What you need to do | Find the lines that contain the word "question" and copy each one.

(Dataset records)
****************************************

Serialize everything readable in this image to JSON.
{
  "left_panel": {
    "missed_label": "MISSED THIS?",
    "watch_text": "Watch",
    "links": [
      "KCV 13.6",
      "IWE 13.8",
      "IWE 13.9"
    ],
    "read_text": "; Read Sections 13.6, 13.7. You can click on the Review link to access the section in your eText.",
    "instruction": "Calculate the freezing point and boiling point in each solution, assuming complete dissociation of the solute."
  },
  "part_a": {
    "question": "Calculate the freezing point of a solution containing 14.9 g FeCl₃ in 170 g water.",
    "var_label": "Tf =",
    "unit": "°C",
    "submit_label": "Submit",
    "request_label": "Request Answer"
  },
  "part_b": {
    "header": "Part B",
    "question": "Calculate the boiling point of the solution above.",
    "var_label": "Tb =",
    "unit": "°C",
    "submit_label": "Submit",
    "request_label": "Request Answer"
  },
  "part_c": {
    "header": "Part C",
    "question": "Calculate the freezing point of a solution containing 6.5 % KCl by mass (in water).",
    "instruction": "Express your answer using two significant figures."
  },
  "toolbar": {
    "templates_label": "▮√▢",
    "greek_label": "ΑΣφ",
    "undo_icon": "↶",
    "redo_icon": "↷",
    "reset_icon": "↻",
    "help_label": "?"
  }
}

****************************************

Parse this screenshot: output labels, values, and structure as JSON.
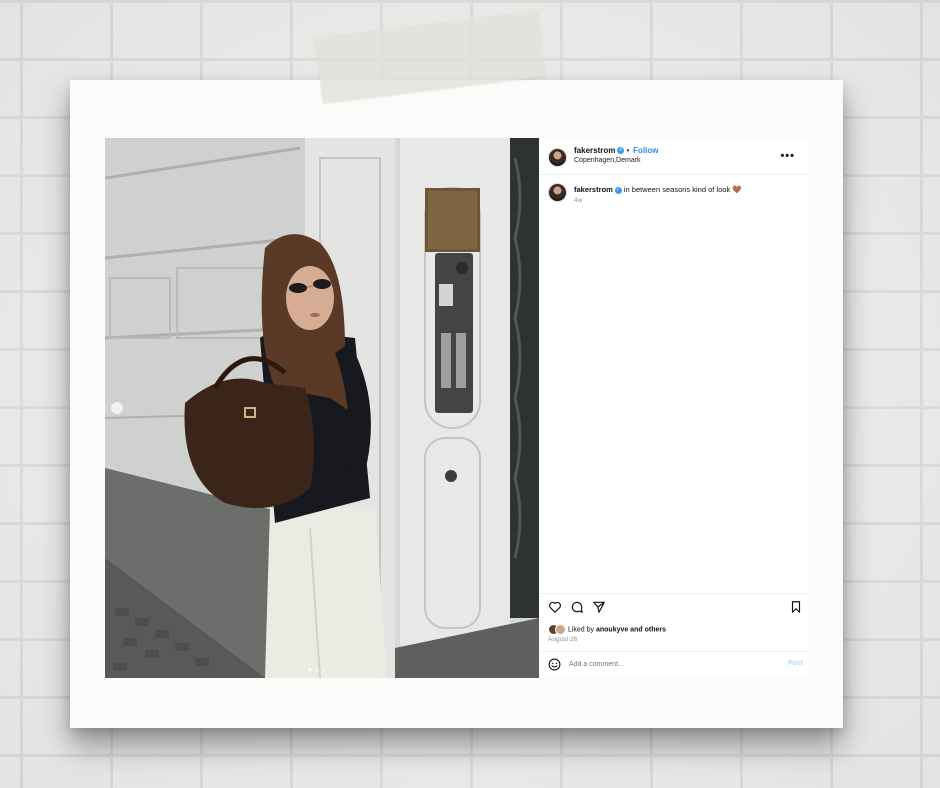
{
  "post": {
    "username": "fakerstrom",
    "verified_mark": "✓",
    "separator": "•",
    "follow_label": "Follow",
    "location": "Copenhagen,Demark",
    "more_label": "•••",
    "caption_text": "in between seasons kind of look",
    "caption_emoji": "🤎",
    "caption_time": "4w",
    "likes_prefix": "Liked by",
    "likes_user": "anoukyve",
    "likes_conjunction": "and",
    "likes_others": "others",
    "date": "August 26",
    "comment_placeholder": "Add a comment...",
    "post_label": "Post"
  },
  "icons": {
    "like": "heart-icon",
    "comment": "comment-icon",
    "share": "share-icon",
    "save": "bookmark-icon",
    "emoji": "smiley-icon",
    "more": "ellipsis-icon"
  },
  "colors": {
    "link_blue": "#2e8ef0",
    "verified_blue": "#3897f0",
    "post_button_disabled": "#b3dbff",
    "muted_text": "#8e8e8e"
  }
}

****************************************

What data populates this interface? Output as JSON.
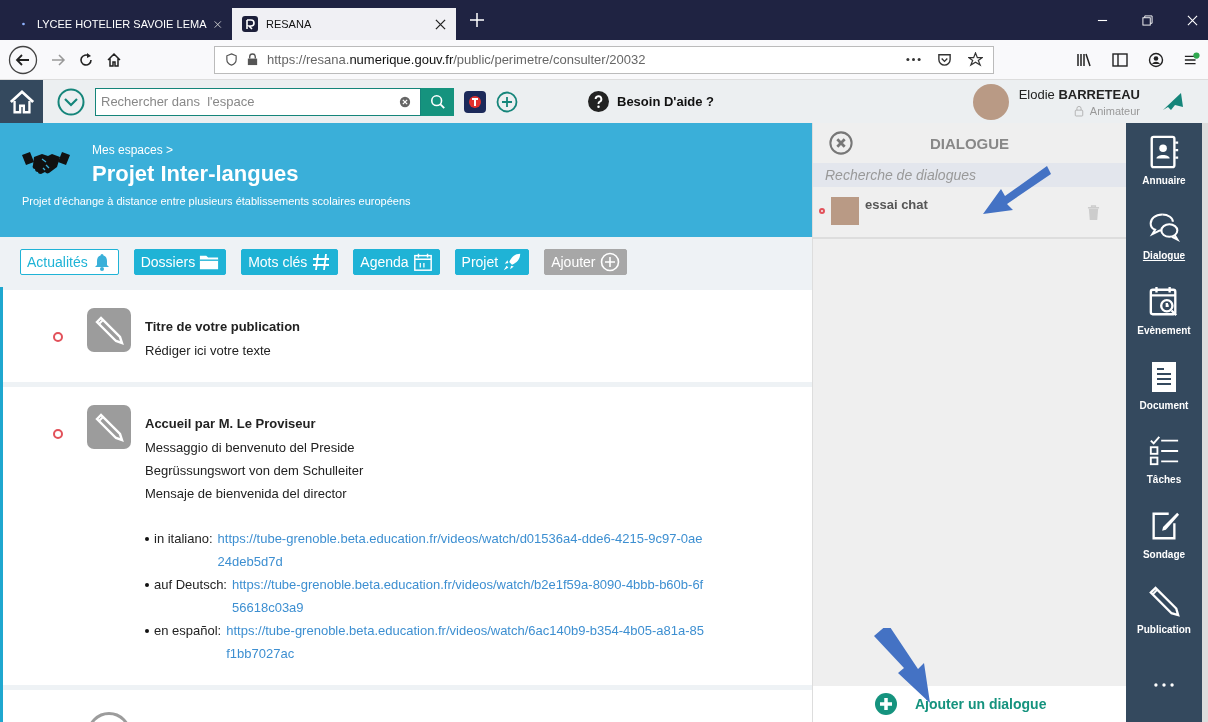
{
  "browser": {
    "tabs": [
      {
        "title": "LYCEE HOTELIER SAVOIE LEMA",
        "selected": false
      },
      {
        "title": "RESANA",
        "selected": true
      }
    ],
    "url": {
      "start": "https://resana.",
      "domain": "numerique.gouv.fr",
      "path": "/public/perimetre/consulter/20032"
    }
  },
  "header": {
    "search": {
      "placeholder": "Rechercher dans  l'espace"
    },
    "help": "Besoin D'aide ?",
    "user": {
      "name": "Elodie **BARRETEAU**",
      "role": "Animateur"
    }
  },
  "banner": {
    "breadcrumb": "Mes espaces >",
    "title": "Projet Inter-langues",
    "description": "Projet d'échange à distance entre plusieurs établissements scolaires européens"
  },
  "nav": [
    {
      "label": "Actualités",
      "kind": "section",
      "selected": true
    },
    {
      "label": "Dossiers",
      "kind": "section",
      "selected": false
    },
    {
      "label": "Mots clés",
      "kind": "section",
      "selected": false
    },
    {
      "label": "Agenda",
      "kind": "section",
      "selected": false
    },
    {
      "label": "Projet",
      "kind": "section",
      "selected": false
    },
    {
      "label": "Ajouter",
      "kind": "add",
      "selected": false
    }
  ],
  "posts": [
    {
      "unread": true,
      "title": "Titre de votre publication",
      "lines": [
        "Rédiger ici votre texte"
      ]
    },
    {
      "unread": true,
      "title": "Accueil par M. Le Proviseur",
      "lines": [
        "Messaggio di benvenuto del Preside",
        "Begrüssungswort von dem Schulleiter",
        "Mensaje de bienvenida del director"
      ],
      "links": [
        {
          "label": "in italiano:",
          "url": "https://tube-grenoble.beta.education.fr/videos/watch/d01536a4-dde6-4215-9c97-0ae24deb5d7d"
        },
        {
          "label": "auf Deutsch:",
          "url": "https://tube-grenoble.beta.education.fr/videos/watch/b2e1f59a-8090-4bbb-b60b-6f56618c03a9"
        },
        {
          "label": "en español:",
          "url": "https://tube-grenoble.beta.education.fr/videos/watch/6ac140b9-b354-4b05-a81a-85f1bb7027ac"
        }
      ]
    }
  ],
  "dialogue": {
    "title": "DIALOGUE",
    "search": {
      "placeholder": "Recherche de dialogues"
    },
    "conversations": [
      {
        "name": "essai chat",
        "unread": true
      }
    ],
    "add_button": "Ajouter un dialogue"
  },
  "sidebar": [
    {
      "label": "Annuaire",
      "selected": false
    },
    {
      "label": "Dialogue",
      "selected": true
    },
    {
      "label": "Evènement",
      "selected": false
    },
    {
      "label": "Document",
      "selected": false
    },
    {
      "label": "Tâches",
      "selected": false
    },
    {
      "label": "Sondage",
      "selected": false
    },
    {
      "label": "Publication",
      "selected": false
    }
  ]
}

****************************************

Answer for this exercise |
    "question": "Calculate the freezing point of a solution containing 14.9 g FeCl₃ in 170 g water.",
    "question": "Calculate the boiling point of the solution above.",
    "question": "Calculate the freezing point of a solution containing 6.5 % KCl by mass (in water).",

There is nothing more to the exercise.